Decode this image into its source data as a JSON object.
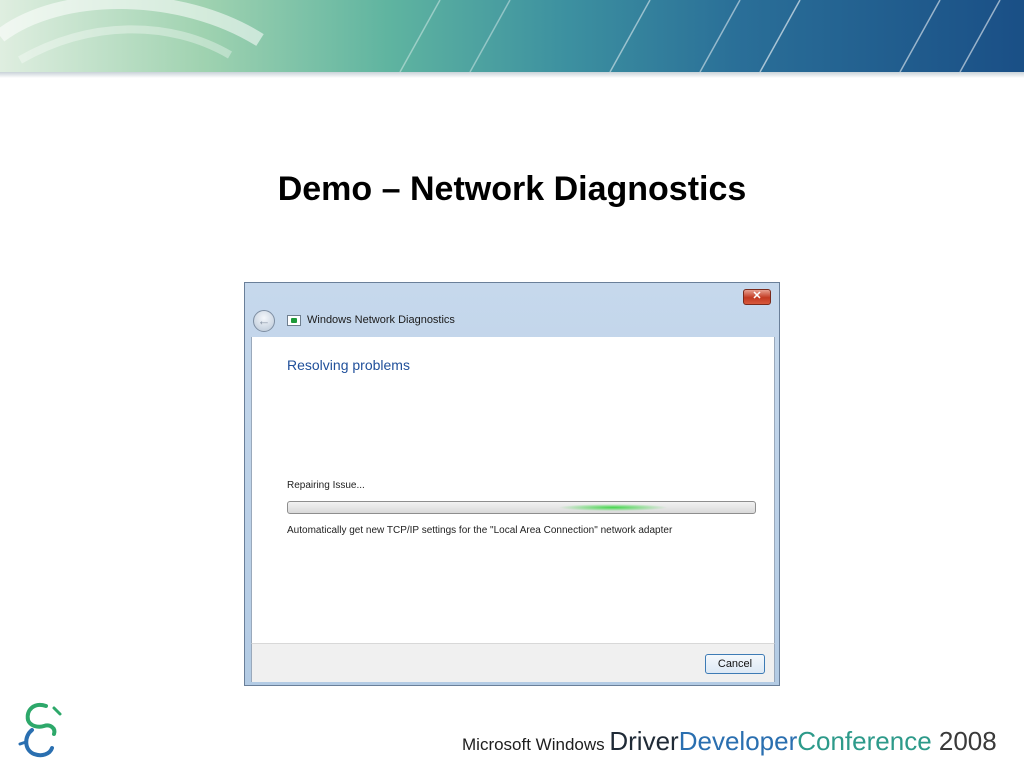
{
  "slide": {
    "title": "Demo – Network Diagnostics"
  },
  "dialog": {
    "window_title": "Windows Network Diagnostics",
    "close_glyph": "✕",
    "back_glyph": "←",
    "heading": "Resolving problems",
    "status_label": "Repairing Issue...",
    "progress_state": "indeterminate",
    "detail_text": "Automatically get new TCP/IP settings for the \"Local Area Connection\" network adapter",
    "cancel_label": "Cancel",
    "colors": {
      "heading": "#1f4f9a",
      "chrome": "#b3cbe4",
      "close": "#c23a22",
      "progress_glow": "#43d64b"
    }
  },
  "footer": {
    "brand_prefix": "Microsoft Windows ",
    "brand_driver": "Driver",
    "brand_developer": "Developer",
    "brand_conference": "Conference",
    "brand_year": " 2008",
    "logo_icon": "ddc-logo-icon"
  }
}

* * *

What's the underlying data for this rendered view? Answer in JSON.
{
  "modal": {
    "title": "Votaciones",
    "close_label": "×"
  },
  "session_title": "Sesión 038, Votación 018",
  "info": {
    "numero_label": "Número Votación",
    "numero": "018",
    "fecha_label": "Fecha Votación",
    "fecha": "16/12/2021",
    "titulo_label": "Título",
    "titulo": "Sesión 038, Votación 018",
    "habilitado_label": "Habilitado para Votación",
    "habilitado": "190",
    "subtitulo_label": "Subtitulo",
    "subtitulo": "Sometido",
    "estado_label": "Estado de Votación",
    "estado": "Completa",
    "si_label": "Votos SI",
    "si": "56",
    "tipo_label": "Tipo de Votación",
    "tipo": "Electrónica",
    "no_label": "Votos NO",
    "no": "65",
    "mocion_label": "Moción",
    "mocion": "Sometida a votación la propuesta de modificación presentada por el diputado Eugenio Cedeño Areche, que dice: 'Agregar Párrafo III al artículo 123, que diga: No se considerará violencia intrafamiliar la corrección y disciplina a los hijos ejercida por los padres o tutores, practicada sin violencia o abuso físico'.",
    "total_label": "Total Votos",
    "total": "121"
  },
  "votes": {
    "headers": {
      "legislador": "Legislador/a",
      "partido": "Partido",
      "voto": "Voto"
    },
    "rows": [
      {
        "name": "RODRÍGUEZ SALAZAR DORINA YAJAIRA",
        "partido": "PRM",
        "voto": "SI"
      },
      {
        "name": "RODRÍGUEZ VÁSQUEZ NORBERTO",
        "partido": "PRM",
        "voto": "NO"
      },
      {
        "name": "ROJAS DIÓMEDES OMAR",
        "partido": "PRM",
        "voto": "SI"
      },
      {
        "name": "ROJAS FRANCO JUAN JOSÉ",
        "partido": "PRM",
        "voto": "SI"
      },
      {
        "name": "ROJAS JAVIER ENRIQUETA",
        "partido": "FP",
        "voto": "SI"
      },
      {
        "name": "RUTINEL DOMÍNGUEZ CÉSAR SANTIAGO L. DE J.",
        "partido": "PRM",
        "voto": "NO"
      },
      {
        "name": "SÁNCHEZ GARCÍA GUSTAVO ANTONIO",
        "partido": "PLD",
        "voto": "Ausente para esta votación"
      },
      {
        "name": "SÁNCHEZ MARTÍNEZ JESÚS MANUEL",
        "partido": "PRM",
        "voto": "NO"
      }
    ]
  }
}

Exercise details
Only lines with "this" are wanted here; list each of them.

Task result
Decode this image into its source data as a JSON object.
What's the underlying data for this rendered view? Answer in JSON.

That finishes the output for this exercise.